▶ OBJECTIVE
Report each line of the data that has "JSON" somewhere in it.

◇ ◇ ◇ ◇

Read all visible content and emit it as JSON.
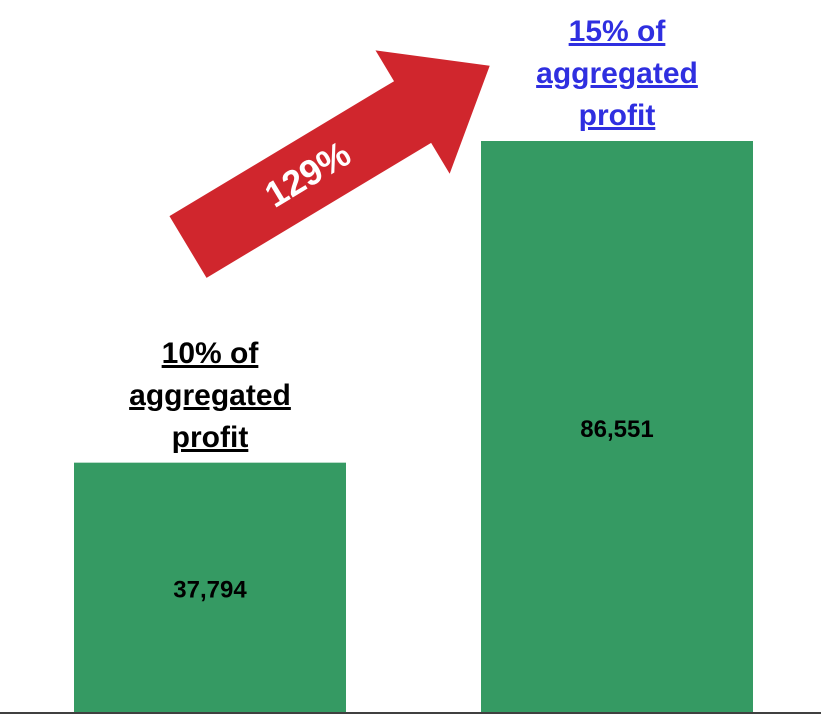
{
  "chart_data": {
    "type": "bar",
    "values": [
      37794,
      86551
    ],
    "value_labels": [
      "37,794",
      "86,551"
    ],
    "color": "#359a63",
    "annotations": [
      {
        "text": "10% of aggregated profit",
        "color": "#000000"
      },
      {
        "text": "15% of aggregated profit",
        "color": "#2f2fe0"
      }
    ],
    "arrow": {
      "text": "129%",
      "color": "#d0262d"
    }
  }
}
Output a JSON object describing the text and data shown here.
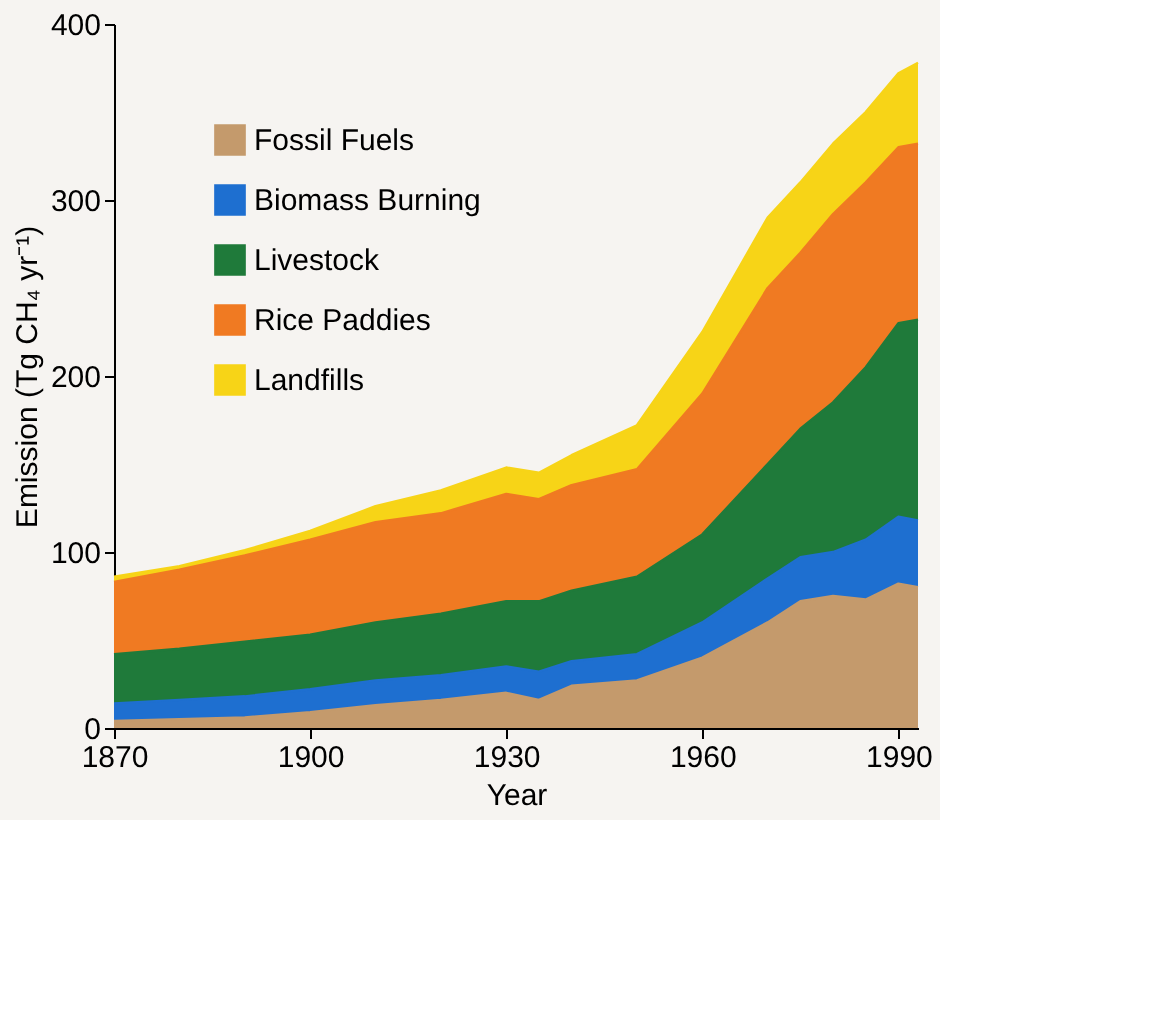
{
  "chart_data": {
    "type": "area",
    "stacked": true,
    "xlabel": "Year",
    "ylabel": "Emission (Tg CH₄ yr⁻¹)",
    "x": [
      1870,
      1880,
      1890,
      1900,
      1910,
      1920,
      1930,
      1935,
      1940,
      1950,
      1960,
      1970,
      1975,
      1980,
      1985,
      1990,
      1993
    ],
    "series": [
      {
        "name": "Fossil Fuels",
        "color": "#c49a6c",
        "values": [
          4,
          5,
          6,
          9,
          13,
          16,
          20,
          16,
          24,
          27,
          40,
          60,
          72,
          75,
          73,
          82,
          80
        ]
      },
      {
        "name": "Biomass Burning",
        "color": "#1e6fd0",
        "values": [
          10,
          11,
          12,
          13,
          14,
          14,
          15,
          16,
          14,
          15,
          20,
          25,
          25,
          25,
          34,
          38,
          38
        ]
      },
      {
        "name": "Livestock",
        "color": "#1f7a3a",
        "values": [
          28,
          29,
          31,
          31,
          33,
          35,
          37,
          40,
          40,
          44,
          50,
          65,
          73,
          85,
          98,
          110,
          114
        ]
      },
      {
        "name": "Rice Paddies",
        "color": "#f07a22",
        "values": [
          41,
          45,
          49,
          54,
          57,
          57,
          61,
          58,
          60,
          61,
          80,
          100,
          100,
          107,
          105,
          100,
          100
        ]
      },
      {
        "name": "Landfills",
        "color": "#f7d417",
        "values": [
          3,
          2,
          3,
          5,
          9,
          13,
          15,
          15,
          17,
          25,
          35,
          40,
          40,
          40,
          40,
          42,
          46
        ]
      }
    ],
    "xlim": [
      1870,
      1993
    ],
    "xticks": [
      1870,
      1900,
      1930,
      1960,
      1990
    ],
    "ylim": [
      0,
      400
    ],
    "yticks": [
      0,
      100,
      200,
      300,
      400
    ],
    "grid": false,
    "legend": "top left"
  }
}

◇ ◇ ◇ ◇

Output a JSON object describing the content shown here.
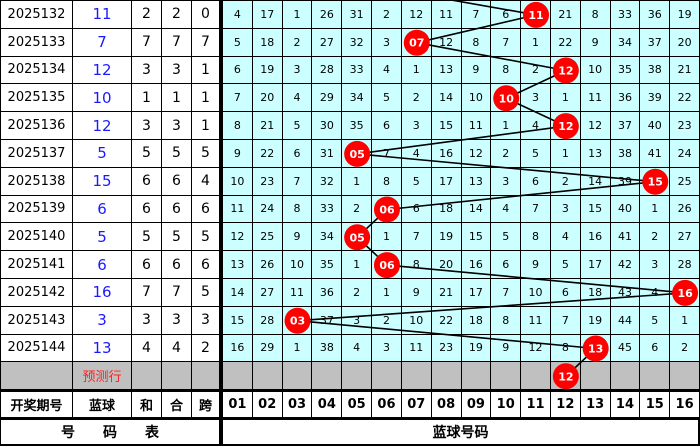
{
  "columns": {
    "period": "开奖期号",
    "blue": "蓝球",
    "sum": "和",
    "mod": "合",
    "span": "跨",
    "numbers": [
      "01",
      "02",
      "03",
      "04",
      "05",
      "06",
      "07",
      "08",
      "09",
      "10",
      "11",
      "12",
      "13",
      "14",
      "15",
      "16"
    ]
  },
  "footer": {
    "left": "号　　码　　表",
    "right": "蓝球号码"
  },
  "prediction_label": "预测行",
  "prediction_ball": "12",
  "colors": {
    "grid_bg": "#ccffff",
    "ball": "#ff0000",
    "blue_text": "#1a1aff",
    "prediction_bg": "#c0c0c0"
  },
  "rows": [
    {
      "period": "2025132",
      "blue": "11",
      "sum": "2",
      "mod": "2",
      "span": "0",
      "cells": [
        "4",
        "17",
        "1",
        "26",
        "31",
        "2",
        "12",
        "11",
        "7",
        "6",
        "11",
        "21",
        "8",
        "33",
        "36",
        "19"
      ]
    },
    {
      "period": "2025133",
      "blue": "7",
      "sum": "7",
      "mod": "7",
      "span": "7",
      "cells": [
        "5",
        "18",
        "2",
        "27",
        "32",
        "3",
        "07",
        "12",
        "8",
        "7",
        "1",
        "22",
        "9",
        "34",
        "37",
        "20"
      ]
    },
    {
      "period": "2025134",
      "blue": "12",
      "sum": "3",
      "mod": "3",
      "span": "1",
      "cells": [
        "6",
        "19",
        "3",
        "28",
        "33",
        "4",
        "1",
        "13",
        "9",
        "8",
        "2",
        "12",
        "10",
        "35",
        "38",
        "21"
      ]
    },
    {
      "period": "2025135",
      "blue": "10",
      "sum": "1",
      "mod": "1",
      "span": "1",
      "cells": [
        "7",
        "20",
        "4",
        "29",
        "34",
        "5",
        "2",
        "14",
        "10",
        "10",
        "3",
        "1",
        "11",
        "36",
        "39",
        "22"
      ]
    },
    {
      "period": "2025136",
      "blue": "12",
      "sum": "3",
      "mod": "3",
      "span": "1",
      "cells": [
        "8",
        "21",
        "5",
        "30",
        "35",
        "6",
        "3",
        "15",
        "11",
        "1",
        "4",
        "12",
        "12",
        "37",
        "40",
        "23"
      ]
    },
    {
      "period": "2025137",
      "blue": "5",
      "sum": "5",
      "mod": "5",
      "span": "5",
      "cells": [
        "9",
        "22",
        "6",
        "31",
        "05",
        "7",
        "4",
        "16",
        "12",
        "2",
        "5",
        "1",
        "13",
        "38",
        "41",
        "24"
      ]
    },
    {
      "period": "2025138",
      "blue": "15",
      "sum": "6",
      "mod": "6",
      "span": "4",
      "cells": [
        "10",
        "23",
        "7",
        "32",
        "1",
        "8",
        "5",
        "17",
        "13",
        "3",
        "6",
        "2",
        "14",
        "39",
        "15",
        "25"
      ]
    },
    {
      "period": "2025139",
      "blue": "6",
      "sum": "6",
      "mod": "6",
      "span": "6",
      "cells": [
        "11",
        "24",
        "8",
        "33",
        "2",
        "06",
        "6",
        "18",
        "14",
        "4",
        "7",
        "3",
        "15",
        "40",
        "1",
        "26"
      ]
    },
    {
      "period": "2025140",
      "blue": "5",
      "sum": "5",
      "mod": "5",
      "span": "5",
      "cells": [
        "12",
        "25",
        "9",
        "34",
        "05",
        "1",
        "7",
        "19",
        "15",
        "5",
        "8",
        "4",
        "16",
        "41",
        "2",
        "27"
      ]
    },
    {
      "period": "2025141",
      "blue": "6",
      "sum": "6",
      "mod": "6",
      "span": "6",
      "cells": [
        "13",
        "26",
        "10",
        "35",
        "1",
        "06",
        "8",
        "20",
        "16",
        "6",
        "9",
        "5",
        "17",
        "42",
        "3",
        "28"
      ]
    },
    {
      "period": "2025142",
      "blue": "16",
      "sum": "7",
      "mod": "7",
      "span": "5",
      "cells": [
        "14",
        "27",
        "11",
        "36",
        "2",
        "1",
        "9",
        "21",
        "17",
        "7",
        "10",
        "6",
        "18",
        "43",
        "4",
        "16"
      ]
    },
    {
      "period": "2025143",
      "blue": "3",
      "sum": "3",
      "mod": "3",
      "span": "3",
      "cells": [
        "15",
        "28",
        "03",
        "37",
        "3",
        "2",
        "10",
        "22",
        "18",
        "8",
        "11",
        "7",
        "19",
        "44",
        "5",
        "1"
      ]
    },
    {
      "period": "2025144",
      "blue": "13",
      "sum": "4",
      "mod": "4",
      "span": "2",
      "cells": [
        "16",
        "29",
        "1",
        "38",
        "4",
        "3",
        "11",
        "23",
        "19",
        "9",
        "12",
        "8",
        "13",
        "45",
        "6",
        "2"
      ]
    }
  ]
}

◇ ◇ ◇ ◇

▶ EXERCISE RESULT
Read all visible content and emit it as JSON.
Output a JSON object describing the text and data shown here.
Output a JSON object describing the content shown here.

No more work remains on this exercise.